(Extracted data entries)
-.-.-

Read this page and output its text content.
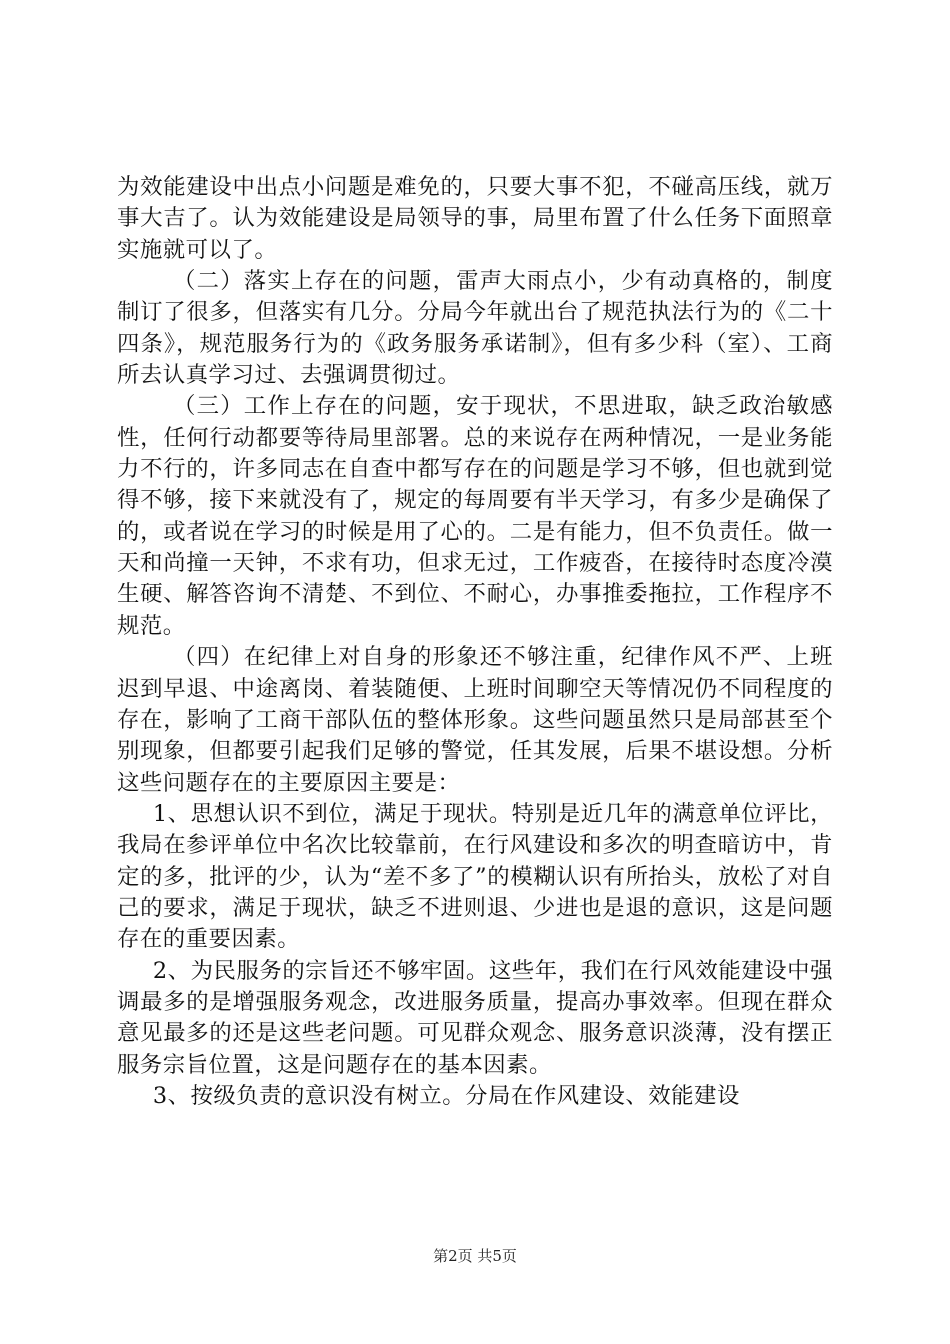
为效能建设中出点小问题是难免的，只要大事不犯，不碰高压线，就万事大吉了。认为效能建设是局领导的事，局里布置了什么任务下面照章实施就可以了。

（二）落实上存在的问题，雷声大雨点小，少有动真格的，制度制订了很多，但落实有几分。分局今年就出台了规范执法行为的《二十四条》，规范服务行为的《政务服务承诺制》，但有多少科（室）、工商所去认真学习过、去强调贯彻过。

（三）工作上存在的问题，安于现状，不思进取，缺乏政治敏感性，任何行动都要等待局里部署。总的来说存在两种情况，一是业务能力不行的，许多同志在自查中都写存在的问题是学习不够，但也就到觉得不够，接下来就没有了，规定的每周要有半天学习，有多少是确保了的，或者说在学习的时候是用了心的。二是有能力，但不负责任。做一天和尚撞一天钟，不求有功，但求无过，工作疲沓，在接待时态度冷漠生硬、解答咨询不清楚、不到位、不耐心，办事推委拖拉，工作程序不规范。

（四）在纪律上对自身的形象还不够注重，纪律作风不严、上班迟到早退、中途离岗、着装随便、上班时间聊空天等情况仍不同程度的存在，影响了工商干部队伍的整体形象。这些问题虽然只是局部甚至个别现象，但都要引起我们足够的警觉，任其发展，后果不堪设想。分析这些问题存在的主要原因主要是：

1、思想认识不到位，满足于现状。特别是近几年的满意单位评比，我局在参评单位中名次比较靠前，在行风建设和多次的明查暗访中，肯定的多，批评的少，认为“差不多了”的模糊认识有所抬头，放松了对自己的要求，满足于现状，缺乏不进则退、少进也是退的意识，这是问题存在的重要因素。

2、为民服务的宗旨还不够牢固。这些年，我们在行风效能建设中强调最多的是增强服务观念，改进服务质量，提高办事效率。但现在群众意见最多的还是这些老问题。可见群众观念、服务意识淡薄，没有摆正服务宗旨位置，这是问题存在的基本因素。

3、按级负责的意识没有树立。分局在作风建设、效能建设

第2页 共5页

-.-.-

EXERCISE OBJECTIVE => Repeat each line of the records above exactly, but do not copy the pictures.

RESPONSE BELOW =>
Read this page and output its text content.
为效能建设中出点小问题是难免的，只要大事不犯，不碰高压线，就万事大吉了。认为效能建设是局领导的事，局里布置了什么任务下面照章实施就可以了。

（二）落实上存在的问题，雷声大雨点小，少有动真格的，制度制订了很多，但落实有几分。分局今年就出台了规范执法行为的《二十四条》，规范服务行为的《政务服务承诺制》，但有多少科（室）、工商所去认真学习过、去强调贯彻过。

（三）工作上存在的问题，安于现状，不思进取，缺乏政治敏感性，任何行动都要等待局里部署。总的来说存在两种情况，一是业务能力不行的，许多同志在自查中都写存在的问题是学习不够，但也就到觉得不够，接下来就没有了，规定的每周要有半天学习，有多少是确保了的，或者说在学习的时候是用了心的。二是有能力，但不负责任。做一天和尚撞一天钟，不求有功，但求无过，工作疲沓，在接待时态度冷漠生硬、解答咨询不清楚、不到位、不耐心，办事推委拖拉，工作程序不规范。

（四）在纪律上对自身的形象还不够注重，纪律作风不严、上班迟到早退、中途离岗、着装随便、上班时间聊空天等情况仍不同程度的存在，影响了工商干部队伍的整体形象。这些问题虽然只是局部甚至个别现象，但都要引起我们足够的警觉，任其发展，后果不堪设想。分析这些问题存在的主要原因主要是：

1、思想认识不到位，满足于现状。特别是近几年的满意单位评比，我局在参评单位中名次比较靠前，在行风建设和多次的明查暗访中，肯定的多，批评的少，认为“差不多了”的模糊认识有所抬头，放松了对自己的要求，满足于现状，缺乏不进则退、少进也是退的意识，这是问题存在的重要因素。

2、为民服务的宗旨还不够牢固。这些年，我们在行风效能建设中强调最多的是增强服务观念，改进服务质量，提高办事效率。但现在群众意见最多的还是这些老问题。可见群众观念、服务意识淡薄，没有摆正服务宗旨位置，这是问题存在的基本因素。

3、按级负责的意识没有树立。分局在作风建设、效能建设

第2页 共5页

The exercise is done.